Aim | Reproduce every entry exactly and leave its pictures out.

Entries provided |
— Begin —

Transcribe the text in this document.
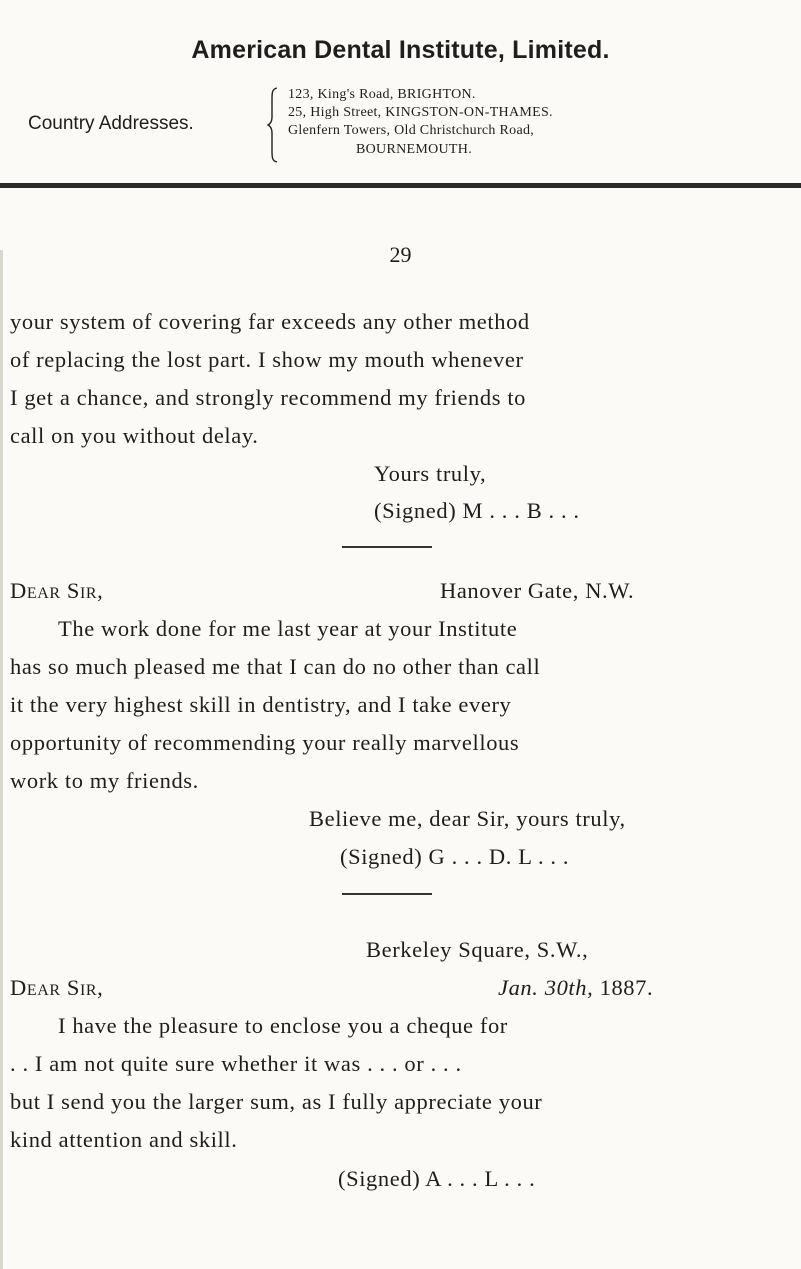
American Dental Institute, Limited.
Country Addresses.
123, King's Road, BRIGHTON.
25, High Street, KINGSTON-ON-THAMES.
Glenfern Towers, Old Christchurch Road,
BOURNEMOUTH.
29
your system of covering far exceeds any other method
of replacing the lost part. I show my mouth whenever
I get a chance, and strongly recommend my friends to
call on you without delay.
Yours truly,
(Signed) M . . . B . . .
Dear Sir,	Hanover Gate, N.W.
The work done for me last year at your Institute
has so much pleased me that I can do no other than call
it the very highest skill in dentistry, and I take every
opportunity of recommending your really marvellous
work to my friends.
Believe me, dear Sir, yours truly,
(Signed) G . . . D. L . . .
Berkeley Square, S.W.,
Dear Sir,	Jan. 30th, 1887.
I have the pleasure to enclose you a cheque for
. . I am not quite sure whether it was . . . or . . .
but I send you the larger sum, as I fully appreciate your
kind attention and skill.
(Signed) A . . . L . . .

— End —

In response |
Transcribe the text in this document.
American Dental Institute, Limited.
Country Addresses.
123, King's Road, BRIGHTON.
25, High Street, KINGSTON-ON-THAMES.
Glenfern Towers, Old Christchurch Road,
BOURNEMOUTH.
29
your system of covering far exceeds any other method
of replacing the lost part. I show my mouth whenever
I get a chance, and strongly recommend my friends to
call on you without delay.
Yours truly,
(Signed) M . . . B . . .
Dear Sir,	Hanover Gate, N.W.
The work done for me last year at your Institute
has so much pleased me that I can do no other than call
it the very highest skill in dentistry, and I take every
opportunity of recommending your really marvellous
work to my friends.
Believe me, dear Sir, yours truly,
(Signed) G . . . D. L . . .
Berkeley Square, S.W.,
Dear Sir,	Jan. 30th, 1887.
I have the pleasure to enclose you a cheque for
. . I am not quite sure whether it was . . . or . . .
but I send you the larger sum, as I fully appreciate your
kind attention and skill.
(Signed) A . . . L . . .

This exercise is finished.